Saved entries
[START]
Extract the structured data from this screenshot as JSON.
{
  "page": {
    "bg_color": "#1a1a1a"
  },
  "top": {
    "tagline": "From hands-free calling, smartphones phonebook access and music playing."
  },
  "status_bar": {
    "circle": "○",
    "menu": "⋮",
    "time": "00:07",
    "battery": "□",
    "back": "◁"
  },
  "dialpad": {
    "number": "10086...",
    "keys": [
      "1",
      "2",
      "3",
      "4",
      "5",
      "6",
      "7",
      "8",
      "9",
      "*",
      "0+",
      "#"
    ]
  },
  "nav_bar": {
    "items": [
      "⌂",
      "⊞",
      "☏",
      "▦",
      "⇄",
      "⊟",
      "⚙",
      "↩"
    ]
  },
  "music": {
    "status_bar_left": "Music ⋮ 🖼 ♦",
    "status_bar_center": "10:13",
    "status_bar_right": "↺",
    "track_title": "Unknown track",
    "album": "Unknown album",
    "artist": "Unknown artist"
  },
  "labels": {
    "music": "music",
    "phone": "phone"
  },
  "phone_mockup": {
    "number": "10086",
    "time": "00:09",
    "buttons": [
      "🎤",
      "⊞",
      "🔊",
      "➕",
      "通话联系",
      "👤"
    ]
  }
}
[END]
Output every line above without altering anything.

- EXPECTED ANSWER:
Extract the structured data from this screenshot as JSON.
{
  "page": {
    "bg_color": "#1a1a1a"
  },
  "top": {
    "tagline": "From hands-free calling, smartphones phonebook access and music playing."
  },
  "status_bar": {
    "circle": "○",
    "menu": "⋮",
    "time": "00:07",
    "battery": "□",
    "back": "◁"
  },
  "dialpad": {
    "number": "10086...",
    "keys": [
      "1",
      "2",
      "3",
      "4",
      "5",
      "6",
      "7",
      "8",
      "9",
      "*",
      "0+",
      "#"
    ]
  },
  "nav_bar": {
    "items": [
      "⌂",
      "⊞",
      "☏",
      "▦",
      "⇄",
      "⊟",
      "⚙",
      "↩"
    ]
  },
  "music": {
    "status_bar_left": "Music ⋮ 🖼 ♦",
    "status_bar_center": "10:13",
    "status_bar_right": "↺",
    "track_title": "Unknown track",
    "album": "Unknown album",
    "artist": "Unknown artist"
  },
  "labels": {
    "music": "music",
    "phone": "phone"
  },
  "phone_mockup": {
    "number": "10086",
    "time": "00:09",
    "buttons": [
      "🎤",
      "⊞",
      "🔊",
      "➕",
      "通话联系",
      "👤"
    ]
  }
}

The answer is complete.